**Do this**
Everything in the listing should be restated word for word.

Entries from a dataset
※ ※ ※

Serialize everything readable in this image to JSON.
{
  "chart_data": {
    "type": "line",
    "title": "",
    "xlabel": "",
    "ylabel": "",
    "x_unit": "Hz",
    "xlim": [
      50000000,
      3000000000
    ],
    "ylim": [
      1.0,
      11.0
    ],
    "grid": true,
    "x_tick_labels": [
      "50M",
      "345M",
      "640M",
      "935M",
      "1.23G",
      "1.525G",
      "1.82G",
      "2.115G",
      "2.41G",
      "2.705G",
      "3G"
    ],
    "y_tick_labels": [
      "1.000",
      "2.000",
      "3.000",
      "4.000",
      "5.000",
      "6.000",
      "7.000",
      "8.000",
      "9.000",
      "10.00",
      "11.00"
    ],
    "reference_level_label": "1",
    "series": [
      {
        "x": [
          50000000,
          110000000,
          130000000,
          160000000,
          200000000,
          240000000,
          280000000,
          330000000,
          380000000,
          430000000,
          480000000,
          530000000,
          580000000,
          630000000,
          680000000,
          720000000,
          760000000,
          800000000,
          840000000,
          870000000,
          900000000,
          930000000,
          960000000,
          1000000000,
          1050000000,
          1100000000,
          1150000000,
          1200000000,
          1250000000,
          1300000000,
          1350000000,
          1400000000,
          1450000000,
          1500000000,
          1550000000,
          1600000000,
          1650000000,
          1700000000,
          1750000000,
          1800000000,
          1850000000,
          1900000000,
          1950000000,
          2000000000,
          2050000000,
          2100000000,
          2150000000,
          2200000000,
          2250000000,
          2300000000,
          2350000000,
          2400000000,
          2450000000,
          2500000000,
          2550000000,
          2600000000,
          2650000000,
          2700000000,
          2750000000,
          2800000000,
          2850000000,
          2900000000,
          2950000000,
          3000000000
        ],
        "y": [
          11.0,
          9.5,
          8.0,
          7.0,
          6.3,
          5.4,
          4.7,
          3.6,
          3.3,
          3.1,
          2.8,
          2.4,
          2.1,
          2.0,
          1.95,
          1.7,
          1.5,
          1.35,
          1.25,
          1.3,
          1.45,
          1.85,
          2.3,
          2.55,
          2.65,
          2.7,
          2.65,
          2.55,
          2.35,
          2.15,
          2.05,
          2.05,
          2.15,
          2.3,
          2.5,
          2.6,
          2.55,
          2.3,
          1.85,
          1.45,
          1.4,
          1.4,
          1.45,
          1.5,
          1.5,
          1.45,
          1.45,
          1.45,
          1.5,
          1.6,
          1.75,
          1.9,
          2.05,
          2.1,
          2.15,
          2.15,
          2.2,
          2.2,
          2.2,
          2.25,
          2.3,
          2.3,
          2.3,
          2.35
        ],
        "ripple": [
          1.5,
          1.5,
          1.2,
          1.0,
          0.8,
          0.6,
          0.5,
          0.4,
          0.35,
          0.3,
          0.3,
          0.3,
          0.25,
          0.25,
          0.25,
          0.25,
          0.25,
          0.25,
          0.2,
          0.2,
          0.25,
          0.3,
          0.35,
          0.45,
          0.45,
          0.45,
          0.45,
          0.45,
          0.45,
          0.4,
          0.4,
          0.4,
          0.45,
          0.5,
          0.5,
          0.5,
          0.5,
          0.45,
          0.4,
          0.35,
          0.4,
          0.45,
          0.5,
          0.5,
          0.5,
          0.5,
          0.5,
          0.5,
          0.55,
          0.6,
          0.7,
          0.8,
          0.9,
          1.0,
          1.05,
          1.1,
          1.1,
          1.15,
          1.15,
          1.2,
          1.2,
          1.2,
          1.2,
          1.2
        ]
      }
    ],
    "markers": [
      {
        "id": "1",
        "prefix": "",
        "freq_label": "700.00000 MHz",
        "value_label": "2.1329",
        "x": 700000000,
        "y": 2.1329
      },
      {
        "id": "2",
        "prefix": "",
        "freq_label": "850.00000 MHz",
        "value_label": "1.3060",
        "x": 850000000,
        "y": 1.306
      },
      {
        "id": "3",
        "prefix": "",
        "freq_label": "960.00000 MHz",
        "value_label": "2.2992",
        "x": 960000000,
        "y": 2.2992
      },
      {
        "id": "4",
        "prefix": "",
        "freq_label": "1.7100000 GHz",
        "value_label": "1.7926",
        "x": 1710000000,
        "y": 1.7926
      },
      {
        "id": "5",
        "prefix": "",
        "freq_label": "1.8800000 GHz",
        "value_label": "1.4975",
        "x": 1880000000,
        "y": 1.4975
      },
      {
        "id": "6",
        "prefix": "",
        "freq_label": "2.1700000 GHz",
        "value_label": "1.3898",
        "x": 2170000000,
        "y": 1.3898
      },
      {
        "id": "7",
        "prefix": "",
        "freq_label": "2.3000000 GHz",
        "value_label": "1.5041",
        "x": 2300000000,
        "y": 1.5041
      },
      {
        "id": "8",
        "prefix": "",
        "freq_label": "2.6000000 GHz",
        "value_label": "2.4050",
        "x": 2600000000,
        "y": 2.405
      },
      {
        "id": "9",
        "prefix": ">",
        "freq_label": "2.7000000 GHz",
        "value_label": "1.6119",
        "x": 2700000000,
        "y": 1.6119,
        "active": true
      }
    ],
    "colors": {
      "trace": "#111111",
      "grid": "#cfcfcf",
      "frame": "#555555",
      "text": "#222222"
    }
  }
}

※ ※ ※

**Result of this exercise**
Serialize everything readable in this image to JSON.
{
  "chart_data": {
    "type": "line",
    "title": "",
    "xlabel": "",
    "ylabel": "",
    "x_unit": "Hz",
    "xlim": [
      50000000,
      3000000000
    ],
    "ylim": [
      1.0,
      11.0
    ],
    "grid": true,
    "x_tick_labels": [
      "50M",
      "345M",
      "640M",
      "935M",
      "1.23G",
      "1.525G",
      "1.82G",
      "2.115G",
      "2.41G",
      "2.705G",
      "3G"
    ],
    "y_tick_labels": [
      "1.000",
      "2.000",
      "3.000",
      "4.000",
      "5.000",
      "6.000",
      "7.000",
      "8.000",
      "9.000",
      "10.00",
      "11.00"
    ],
    "reference_level_label": "1",
    "series": [
      {
        "x": [
          50000000,
          110000000,
          130000000,
          160000000,
          200000000,
          240000000,
          280000000,
          330000000,
          380000000,
          430000000,
          480000000,
          530000000,
          580000000,
          630000000,
          680000000,
          720000000,
          760000000,
          800000000,
          840000000,
          870000000,
          900000000,
          930000000,
          960000000,
          1000000000,
          1050000000,
          1100000000,
          1150000000,
          1200000000,
          1250000000,
          1300000000,
          1350000000,
          1400000000,
          1450000000,
          1500000000,
          1550000000,
          1600000000,
          1650000000,
          1700000000,
          1750000000,
          1800000000,
          1850000000,
          1900000000,
          1950000000,
          2000000000,
          2050000000,
          2100000000,
          2150000000,
          2200000000,
          2250000000,
          2300000000,
          2350000000,
          2400000000,
          2450000000,
          2500000000,
          2550000000,
          2600000000,
          2650000000,
          2700000000,
          2750000000,
          2800000000,
          2850000000,
          2900000000,
          2950000000,
          3000000000
        ],
        "y": [
          11.0,
          9.5,
          8.0,
          7.0,
          6.3,
          5.4,
          4.7,
          3.6,
          3.3,
          3.1,
          2.8,
          2.4,
          2.1,
          2.0,
          1.95,
          1.7,
          1.5,
          1.35,
          1.25,
          1.3,
          1.45,
          1.85,
          2.3,
          2.55,
          2.65,
          2.7,
          2.65,
          2.55,
          2.35,
          2.15,
          2.05,
          2.05,
          2.15,
          2.3,
          2.5,
          2.6,
          2.55,
          2.3,
          1.85,
          1.45,
          1.4,
          1.4,
          1.45,
          1.5,
          1.5,
          1.45,
          1.45,
          1.45,
          1.5,
          1.6,
          1.75,
          1.9,
          2.05,
          2.1,
          2.15,
          2.15,
          2.2,
          2.2,
          2.2,
          2.25,
          2.3,
          2.3,
          2.3,
          2.35
        ],
        "ripple": [
          1.5,
          1.5,
          1.2,
          1.0,
          0.8,
          0.6,
          0.5,
          0.4,
          0.35,
          0.3,
          0.3,
          0.3,
          0.25,
          0.25,
          0.25,
          0.25,
          0.25,
          0.25,
          0.2,
          0.2,
          0.25,
          0.3,
          0.35,
          0.45,
          0.45,
          0.45,
          0.45,
          0.45,
          0.45,
          0.4,
          0.4,
          0.4,
          0.45,
          0.5,
          0.5,
          0.5,
          0.5,
          0.45,
          0.4,
          0.35,
          0.4,
          0.45,
          0.5,
          0.5,
          0.5,
          0.5,
          0.5,
          0.5,
          0.55,
          0.6,
          0.7,
          0.8,
          0.9,
          1.0,
          1.05,
          1.1,
          1.1,
          1.15,
          1.15,
          1.2,
          1.2,
          1.2,
          1.2,
          1.2
        ]
      }
    ],
    "markers": [
      {
        "id": "1",
        "prefix": "",
        "freq_label": "700.00000 MHz",
        "value_label": "2.1329",
        "x": 700000000,
        "y": 2.1329
      },
      {
        "id": "2",
        "prefix": "",
        "freq_label": "850.00000 MHz",
        "value_label": "1.3060",
        "x": 850000000,
        "y": 1.306
      },
      {
        "id": "3",
        "prefix": "",
        "freq_label": "960.00000 MHz",
        "value_label": "2.2992",
        "x": 960000000,
        "y": 2.2992
      },
      {
        "id": "4",
        "prefix": "",
        "freq_label": "1.7100000 GHz",
        "value_label": "1.7926",
        "x": 1710000000,
        "y": 1.7926
      },
      {
        "id": "5",
        "prefix": "",
        "freq_label": "1.8800000 GHz",
        "value_label": "1.4975",
        "x": 1880000000,
        "y": 1.4975
      },
      {
        "id": "6",
        "prefix": "",
        "freq_label": "2.1700000 GHz",
        "value_label": "1.3898",
        "x": 2170000000,
        "y": 1.3898
      },
      {
        "id": "7",
        "prefix": "",
        "freq_label": "2.3000000 GHz",
        "value_label": "1.5041",
        "x": 2300000000,
        "y": 1.5041
      },
      {
        "id": "8",
        "prefix": "",
        "freq_label": "2.6000000 GHz",
        "value_label": "2.4050",
        "x": 2600000000,
        "y": 2.405
      },
      {
        "id": "9",
        "prefix": ">",
        "freq_label": "2.7000000 GHz",
        "value_label": "1.6119",
        "x": 2700000000,
        "y": 1.6119,
        "active": true
      }
    ],
    "colors": {
      "trace": "#111111",
      "grid": "#cfcfcf",
      "frame": "#555555",
      "text": "#222222"
    }
  }
}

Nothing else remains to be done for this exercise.